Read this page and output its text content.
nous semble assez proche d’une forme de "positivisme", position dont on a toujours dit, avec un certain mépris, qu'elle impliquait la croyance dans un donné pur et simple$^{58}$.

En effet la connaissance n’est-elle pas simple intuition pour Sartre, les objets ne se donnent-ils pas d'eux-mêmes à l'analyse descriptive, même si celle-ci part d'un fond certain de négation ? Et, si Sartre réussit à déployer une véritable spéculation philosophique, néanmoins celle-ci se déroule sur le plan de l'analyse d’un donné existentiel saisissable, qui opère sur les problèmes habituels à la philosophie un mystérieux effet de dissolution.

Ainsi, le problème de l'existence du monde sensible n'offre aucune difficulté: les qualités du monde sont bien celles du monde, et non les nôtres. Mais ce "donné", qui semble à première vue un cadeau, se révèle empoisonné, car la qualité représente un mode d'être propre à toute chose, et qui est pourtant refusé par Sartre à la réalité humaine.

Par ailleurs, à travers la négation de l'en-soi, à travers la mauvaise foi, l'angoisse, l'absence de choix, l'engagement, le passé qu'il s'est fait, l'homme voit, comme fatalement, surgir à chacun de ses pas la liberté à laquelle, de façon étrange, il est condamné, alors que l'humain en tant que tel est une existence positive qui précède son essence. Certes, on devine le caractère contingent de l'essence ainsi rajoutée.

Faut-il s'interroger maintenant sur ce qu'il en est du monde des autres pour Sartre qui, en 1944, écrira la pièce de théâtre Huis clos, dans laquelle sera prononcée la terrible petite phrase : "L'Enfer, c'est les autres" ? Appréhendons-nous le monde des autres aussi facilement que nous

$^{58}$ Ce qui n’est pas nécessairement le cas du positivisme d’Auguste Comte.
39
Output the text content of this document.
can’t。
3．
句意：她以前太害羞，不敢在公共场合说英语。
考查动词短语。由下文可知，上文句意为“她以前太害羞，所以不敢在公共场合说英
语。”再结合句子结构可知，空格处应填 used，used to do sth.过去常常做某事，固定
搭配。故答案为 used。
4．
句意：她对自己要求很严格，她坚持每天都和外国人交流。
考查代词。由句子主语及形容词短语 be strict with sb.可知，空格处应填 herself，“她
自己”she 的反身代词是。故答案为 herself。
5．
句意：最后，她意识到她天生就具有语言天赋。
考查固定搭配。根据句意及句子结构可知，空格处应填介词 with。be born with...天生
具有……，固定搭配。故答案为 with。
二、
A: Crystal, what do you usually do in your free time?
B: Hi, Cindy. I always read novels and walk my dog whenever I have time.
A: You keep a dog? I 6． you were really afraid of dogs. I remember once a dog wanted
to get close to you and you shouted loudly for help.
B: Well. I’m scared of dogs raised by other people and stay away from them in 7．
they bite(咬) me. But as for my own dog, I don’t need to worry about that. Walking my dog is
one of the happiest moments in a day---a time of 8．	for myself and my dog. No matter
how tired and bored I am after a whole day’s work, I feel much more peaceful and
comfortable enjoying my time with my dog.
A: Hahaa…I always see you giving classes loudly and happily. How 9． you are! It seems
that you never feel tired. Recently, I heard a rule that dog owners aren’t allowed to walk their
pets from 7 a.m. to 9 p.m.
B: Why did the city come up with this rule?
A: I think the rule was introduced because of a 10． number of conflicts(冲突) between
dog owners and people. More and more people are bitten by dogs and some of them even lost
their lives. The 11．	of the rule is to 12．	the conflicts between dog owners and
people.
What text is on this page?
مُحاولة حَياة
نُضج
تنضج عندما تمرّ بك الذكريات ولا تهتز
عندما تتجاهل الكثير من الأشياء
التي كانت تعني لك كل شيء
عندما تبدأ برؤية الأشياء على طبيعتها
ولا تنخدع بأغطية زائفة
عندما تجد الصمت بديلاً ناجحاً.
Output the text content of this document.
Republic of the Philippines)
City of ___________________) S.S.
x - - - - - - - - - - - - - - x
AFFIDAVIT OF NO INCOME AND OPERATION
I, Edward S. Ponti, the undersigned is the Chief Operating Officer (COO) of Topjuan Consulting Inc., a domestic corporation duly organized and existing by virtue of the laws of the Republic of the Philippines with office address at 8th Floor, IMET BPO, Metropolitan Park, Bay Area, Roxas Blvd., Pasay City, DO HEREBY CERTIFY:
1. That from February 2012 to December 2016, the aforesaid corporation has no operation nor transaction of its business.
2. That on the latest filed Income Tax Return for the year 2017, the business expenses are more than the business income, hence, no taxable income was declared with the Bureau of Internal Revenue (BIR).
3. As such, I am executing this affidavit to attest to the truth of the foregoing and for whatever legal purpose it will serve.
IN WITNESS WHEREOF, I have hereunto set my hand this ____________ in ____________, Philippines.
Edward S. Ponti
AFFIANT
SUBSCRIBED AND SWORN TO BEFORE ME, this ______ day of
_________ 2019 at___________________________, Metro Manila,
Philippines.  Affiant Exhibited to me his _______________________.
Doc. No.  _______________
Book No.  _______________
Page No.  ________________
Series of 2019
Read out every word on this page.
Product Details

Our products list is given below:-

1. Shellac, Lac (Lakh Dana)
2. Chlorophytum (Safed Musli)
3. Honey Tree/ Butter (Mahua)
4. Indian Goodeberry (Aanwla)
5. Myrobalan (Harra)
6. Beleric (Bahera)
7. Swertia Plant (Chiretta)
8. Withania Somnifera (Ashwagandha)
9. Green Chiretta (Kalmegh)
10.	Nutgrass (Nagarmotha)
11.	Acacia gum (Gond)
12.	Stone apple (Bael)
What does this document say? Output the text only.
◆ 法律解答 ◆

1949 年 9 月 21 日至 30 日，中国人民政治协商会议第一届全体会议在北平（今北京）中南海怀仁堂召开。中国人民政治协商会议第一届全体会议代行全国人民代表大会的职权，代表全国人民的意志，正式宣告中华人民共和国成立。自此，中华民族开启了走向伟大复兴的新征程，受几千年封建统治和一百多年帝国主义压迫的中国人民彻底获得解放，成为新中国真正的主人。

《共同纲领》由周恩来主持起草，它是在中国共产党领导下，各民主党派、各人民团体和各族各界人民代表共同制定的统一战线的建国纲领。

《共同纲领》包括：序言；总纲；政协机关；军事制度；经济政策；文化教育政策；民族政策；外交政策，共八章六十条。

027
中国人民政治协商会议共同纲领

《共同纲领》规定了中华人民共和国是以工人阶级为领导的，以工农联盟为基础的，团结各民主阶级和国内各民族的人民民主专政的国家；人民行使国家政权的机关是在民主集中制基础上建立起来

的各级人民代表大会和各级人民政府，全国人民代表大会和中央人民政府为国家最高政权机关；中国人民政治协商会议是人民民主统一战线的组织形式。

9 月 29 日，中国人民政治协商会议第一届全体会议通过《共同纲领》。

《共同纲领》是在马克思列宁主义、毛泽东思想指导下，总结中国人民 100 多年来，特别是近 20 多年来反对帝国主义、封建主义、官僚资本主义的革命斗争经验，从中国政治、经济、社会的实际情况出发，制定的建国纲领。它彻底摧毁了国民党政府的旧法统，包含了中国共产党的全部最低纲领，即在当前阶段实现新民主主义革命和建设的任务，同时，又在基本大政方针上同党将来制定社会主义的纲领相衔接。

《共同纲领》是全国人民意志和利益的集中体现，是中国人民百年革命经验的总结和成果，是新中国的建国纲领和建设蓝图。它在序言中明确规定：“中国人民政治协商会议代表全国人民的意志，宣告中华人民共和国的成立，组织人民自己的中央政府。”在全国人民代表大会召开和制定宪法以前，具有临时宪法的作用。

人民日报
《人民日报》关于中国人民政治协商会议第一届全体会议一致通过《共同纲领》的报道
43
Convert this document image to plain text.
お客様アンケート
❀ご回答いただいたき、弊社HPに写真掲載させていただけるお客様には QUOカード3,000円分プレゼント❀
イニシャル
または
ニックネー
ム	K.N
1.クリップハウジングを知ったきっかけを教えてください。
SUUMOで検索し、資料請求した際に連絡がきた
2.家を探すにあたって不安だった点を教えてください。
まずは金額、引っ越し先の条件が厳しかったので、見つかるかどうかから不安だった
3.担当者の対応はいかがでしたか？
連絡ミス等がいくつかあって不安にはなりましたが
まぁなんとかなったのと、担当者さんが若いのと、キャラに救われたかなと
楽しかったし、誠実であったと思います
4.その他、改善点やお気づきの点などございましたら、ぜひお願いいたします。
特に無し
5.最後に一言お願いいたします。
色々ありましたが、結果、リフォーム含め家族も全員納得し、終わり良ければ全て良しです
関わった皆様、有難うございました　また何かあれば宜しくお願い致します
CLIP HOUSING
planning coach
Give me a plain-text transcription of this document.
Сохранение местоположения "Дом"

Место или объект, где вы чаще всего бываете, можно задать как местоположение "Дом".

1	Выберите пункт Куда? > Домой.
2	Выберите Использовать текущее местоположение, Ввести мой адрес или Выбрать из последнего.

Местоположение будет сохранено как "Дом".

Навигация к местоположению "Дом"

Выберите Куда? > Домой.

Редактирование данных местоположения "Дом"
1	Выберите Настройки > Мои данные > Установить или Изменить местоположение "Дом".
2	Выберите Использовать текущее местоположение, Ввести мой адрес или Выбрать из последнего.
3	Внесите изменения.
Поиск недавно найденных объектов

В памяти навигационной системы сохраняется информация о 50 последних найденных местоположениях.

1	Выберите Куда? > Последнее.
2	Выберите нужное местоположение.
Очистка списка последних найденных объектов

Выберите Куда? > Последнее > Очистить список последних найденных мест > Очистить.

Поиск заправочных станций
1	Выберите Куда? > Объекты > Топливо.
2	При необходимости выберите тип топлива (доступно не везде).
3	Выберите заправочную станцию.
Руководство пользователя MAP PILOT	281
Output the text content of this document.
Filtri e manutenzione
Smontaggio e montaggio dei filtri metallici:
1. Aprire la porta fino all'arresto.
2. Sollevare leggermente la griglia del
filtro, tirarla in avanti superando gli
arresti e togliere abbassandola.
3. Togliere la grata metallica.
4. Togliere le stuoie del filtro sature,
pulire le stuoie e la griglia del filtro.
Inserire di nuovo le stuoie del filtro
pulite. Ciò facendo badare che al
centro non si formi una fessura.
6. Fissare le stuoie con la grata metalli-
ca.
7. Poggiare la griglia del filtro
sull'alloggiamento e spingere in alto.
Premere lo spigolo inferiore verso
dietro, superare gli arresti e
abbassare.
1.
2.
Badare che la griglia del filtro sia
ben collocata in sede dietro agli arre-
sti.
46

TASK STATEMENT - From the entries above, collect every line with the string "business" in it.

ANSWER IN FULL -
1. That from February 2012 to December 2016, the aforesaid corporation has no operation nor transaction of its business.
2. That on the latest filed Income Tax Return for the year 2017, the business expenses are more than the business income, hence, no taxable income was declared with the Bureau of Internal Revenue (BIR).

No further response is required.